--- Start ---

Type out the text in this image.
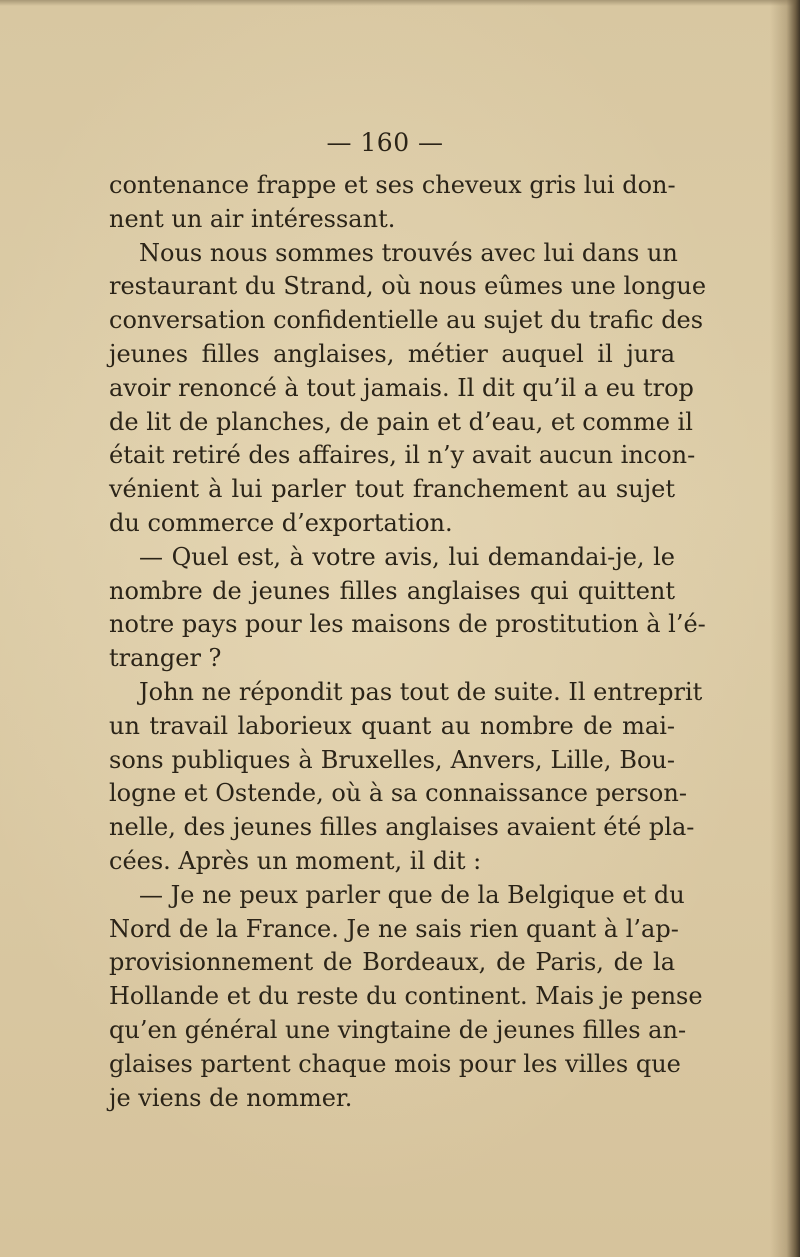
— 160 —
contenance frappe et ses cheveux gris lui don-
nent un air intéressant.
Nous nous sommes trouvés avec lui dans un
restaurant du Strand, où nous eûmes une longue
conversation confidentielle au sujet du trafic des
jeunes filles anglaises, métier auquel il jura
avoir renoncé à tout jamais. Il dit qu’il a eu trop
de lit de planches, de pain et d’eau, et comme il
était retiré des affaires, il n’y avait aucun incon-
vénient à lui parler tout franchement au sujet
du commerce d’exportation.
— Quel est, à votre avis, lui demandai-je, le
nombre de jeunes filles anglaises qui quittent
notre pays pour les maisons de prostitution à l’é-
tranger ?
John ne répondit pas tout de suite. Il entreprit
un travail laborieux quant au nombre de mai-
sons publiques à Bruxelles, Anvers, Lille, Bou-
logne et Ostende, où à sa connaissance person-
nelle, des jeunes filles anglaises avaient été pla-
cées. Après un moment, il dit :
— Je ne peux parler que de la Belgique et du
Nord de la France. Je ne sais rien quant à l’ap-
provisionnement de Bordeaux, de Paris, de la
Hollande et du reste du continent. Mais je pense
qu’en général une vingtaine de jeunes filles an-
glaises partent chaque mois pour les villes que
je viens de nommer.
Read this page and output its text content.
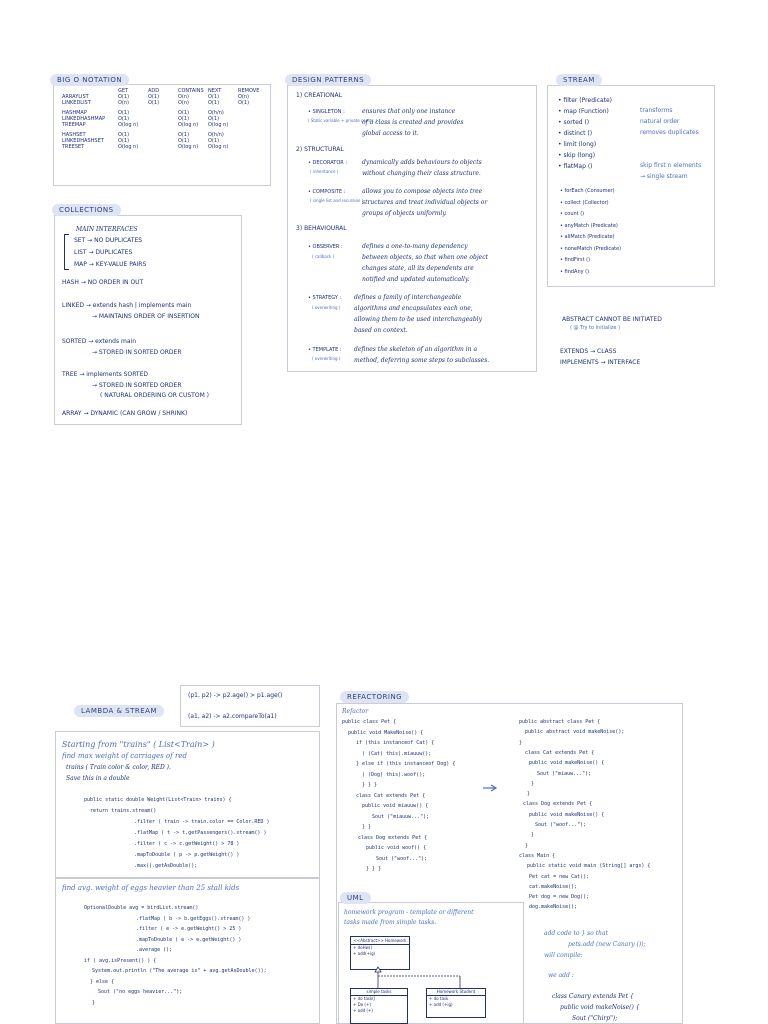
BIG O NOTATION
	GET	ADD	CONTAINS	NEXT	REMOVE
ARRAYLIST	O(1)	O(1)	O(n)	O(1)	O(n)
LINKEDLIST	O(n)	O(1)	O(n)	O(1)	O(1)

HASHMAP	O(1)		O(1)	O(h/n)	
LINKEDHASHMAP	O(1)		O(1)	O(1)	
TREEMAP	O(log n)		O(log n)	O(log n)	

HASHSET	O(1)		O(1)	O(h/n)	
LINKEDHASHSET	O(1)		O(1)	O(1)	
TREESET	O(log n)		O(log n)	O(log n)	
COLLECTIONS
MAIN INTERFACES
SET → NO DUPLICATES
LIST → DUPLICATES
MAP → KEY-VALUE PAIRS
HASH → NO ORDER IN OUT
LINKED → extends hash | implements main
→ MAINTAINS ORDER OF INSERTION
SORTED → extends main
→ STORED IN SORTED ORDER
TREE → implements SORTED
→ STORED IN SORTED ORDER
( NATURAL ORDERING OR CUSTOM )
ARRAY → DYNAMIC (CAN GROW / SHRINK)
DESIGN PATTERNS
1) CREATIONAL
• SINGLETON :
( Static variable + private constr. )
ensures that only one instance
of a class is created and provides
global access to it.
2) STRUCTURAL
• DECORATOR :
( inheritance )
dynamically adds behaviours to objects
without changing their class structure.
• COMPOSITE :
( single list and recursion )
allows you to compose objects into tree
structures and treat individual objects or
groups of objects uniformly.
3) BEHAVIOURAL
• OBSERVER :
( callback )
defines a one-to-many dependency
between objects, so that when one object
changes state, all its dependents are
notified and updated automatically.
• STRATEGY :
( overwriting )
defines a family of interchangeable
algorithms and encapsulates each one,
allowing them to be used interchangeably
based on context.
• TEMPLATE :
( overwriting )
defines the skeleton of an algorithm in a
method, deferring some steps to subclasses.
STREAM
• filter (Predicate)
transforms
• map (Function)
natural order
• sorted ()
removes duplicates
• distinct ()
• limit (long)
• skip (long)
skip first n elements
• flatMap ()
→ single stream
• forEach (Consumer)
• collect (Collector)
• count ()
• anyMatch (Predicate)
• allMatch (Predicate)
• noneMatch (Predicate)
• findFirst ()
• findAny ()
ABSTRACT CANNOT BE INITIATED
( @ Try to initialize )
EXTENDS → CLASS
IMPLEMENTS → INTERFACE
LAMBDA & STREAM
(p1, p2) -> p2.age() > p1.age()
(a1, a2) -> a2.compareTo(a1)
Starting from "trains" ( List<Train> )
find max weight of carriages of red
trains ( Train color & color, RED ).
Save this in a double
public static double Weight(List<Train> trains) {
return trains.stream()
.filter ( train -> train.color == Color.RED )
.flatMap ( t -> t.getPassengers().stream() )
.filter ( c -> c.getWeight() > 78 )
.mapToDouble ( p -> p.getWeight() )
.max().getAsDouble();
find avg. weight of eggs heavier than 25 stall kids
OptionalDouble avg = birdList.stream()
.flatMap ( b -> b.getEggs().stream() )
.filter ( e -> e.getWeight() > 25 )
.mapToDouble ( e -> e.getWeight() )
.average ();
if ( avg.isPresent() ) {
System.out.println ("The average is" + avg.getAsDouble());
} else {
Sout ("no eggs heavier...");
}
REFACTORING
Refactor
public class Pet {
public void MakeNoise() {
if (this instanceof Cat) {
( (Cat) this).miauuw();
} else if (this instanceof Dog) {
( (Dog) this).woof();
} } }
class Cat extends Pet {
public void miauuw() {
Sout ("miauuw...");
} }
class Dog extends Pet {
public void woof() {
Sout ("woof...");
} } }
public abstract class Pet {
public abstract void makeNoise();
}
class Cat extends Pet {
public void makeNoise() {
Sout ("miauw...");
}
}
class Dog extends Pet {
public void makeNoise() {
Sout ("woof...");
}
}
class Main {
public static void main (String[] args) {
Pet cat = new Cat();
cat.makeNoise();
Pet dog = new Dog();
dog.makeNoise();
add code to } so that
pets.add (new Canary ());
will compile:
we add :
class Canary extends Pet {
public void makeNoise() {
Sout ("Chirp");
UML
homework program - template or different
tasks made from simple tasks.
<<Abstract>> Homework
+ doHw()
+ add(+ig)
simple tasks
+ do task()
+ Do (+)
+ add (+)
Homework Student
+ do task
+ add (+ig)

--- End ---

GIVEN TASK
All of the material above should be reproduced exactly, except the pictures.

WRITTEN RESPONSE
Type out the text in this image.
— 160 —
contenance frappe et ses cheveux gris lui don-
nent un air intéressant.
Nous nous sommes trouvés avec lui dans un
restaurant du Strand, où nous eûmes une longue
conversation confidentielle au sujet du trafic des
jeunes filles anglaises, métier auquel il jura
avoir renoncé à tout jamais. Il dit qu’il a eu trop
de lit de planches, de pain et d’eau, et comme il
était retiré des affaires, il n’y avait aucun incon-
vénient à lui parler tout franchement au sujet
du commerce d’exportation.
— Quel est, à votre avis, lui demandai-je, le
nombre de jeunes filles anglaises qui quittent
notre pays pour les maisons de prostitution à l’é-
tranger ?
John ne répondit pas tout de suite. Il entreprit
un travail laborieux quant au nombre de mai-
sons publiques à Bruxelles, Anvers, Lille, Bou-
logne et Ostende, où à sa connaissance person-
nelle, des jeunes filles anglaises avaient été pla-
cées. Après un moment, il dit :
— Je ne peux parler que de la Belgique et du
Nord de la France. Je ne sais rien quant à l’ap-
provisionnement de Bordeaux, de Paris, de la
Hollande et du reste du continent. Mais je pense
qu’en général une vingtaine de jeunes filles an-
glaises partent chaque mois pour les villes que
je viens de nommer.
Read this page and output its text content.
BIG O NOTATION
	GET	ADD	CONTAINS	NEXT	REMOVE
ARRAYLIST	O(1)	O(1)	O(n)	O(1)	O(n)
LINKEDLIST	O(n)	O(1)	O(n)	O(1)	O(1)

HASHMAP	O(1)		O(1)	O(h/n)	
LINKEDHASHMAP	O(1)		O(1)	O(1)	
TREEMAP	O(log n)		O(log n)	O(log n)	

HASHSET	O(1)		O(1)	O(h/n)	
LINKEDHASHSET	O(1)		O(1)	O(1)	
TREESET	O(log n)		O(log n)	O(log n)	
COLLECTIONS
MAIN INTERFACES
SET → NO DUPLICATES
LIST → DUPLICATES
MAP → KEY-VALUE PAIRS
HASH → NO ORDER IN OUT
LINKED → extends hash | implements main
→ MAINTAINS ORDER OF INSERTION
SORTED → extends main
→ STORED IN SORTED ORDER
TREE → implements SORTED
→ STORED IN SORTED ORDER
( NATURAL ORDERING OR CUSTOM )
ARRAY → DYNAMIC (CAN GROW / SHRINK)
DESIGN PATTERNS
1) CREATIONAL
• SINGLETON :
( Static variable + private constr. )
ensures that only one instance
of a class is created and provides
global access to it.
2) STRUCTURAL
• DECORATOR :
( inheritance )
dynamically adds behaviours to objects
without changing their class structure.
• COMPOSITE :
( single list and recursion )
allows you to compose objects into tree
structures and treat individual objects or
groups of objects uniformly.
3) BEHAVIOURAL
• OBSERVER :
( callback )
defines a one-to-many dependency
between objects, so that when one object
changes state, all its dependents are
notified and updated automatically.
• STRATEGY :
( overwriting )
defines a family of interchangeable
algorithms and encapsulates each one,
allowing them to be used interchangeably
based on context.
• TEMPLATE :
( overwriting )
defines the skeleton of an algorithm in a
method, deferring some steps to subclasses.
STREAM
• filter (Predicate)
transforms
• map (Function)
natural order
• sorted ()
removes duplicates
• distinct ()
• limit (long)
• skip (long)
skip first n elements
• flatMap ()
→ single stream
• forEach (Consumer)
• collect (Collector)
• count ()
• anyMatch (Predicate)
• allMatch (Predicate)
• noneMatch (Predicate)
• findFirst ()
• findAny ()
ABSTRACT CANNOT BE INITIATED
( @ Try to initialize )
EXTENDS → CLASS
IMPLEMENTS → INTERFACE
LAMBDA & STREAM
(p1, p2) -> p2.age() > p1.age()
(a1, a2) -> a2.compareTo(a1)
Starting from "trains" ( List<Train> )
find max weight of carriages of red
trains ( Train color & color, RED ).
Save this in a double
public static double Weight(List<Train> trains) {
return trains.stream()
.filter ( train -> train.color == Color.RED )
.flatMap ( t -> t.getPassengers().stream() )
.filter ( c -> c.getWeight() > 78 )
.mapToDouble ( p -> p.getWeight() )
.max().getAsDouble();
find avg. weight of eggs heavier than 25 stall kids
OptionalDouble avg = birdList.stream()
.flatMap ( b -> b.getEggs().stream() )
.filter ( e -> e.getWeight() > 25 )
.mapToDouble ( e -> e.getWeight() )
.average ();
if ( avg.isPresent() ) {
System.out.println ("The average is" + avg.getAsDouble());
} else {
Sout ("no eggs heavier...");
}
REFACTORING
Refactor
public class Pet {
public void MakeNoise() {
if (this instanceof Cat) {
( (Cat) this).miauuw();
} else if (this instanceof Dog) {
( (Dog) this).woof();
} } }
class Cat extends Pet {
public void miauuw() {
Sout ("miauuw...");
} }
class Dog extends Pet {
public void woof() {
Sout ("woof...");
} } }
public abstract class Pet {
public abstract void makeNoise();
}
class Cat extends Pet {
public void makeNoise() {
Sout ("miauw...");
}
}
class Dog extends Pet {
public void makeNoise() {
Sout ("woof...");
}
}
class Main {
public static void main (String[] args) {
Pet cat = new Cat();
cat.makeNoise();
Pet dog = new Dog();
dog.makeNoise();
add code to } so that
pets.add (new Canary ());
will compile:
we add :
class Canary extends Pet {
public void makeNoise() {
Sout ("Chirp");
UML
homework program - template or different
tasks made from simple tasks.
<<Abstract>> Homework
+ doHw()
+ add(+ig)
simple tasks
+ do task()
+ Do (+)
+ add (+)
Homework Student
+ do task
+ add (+ig)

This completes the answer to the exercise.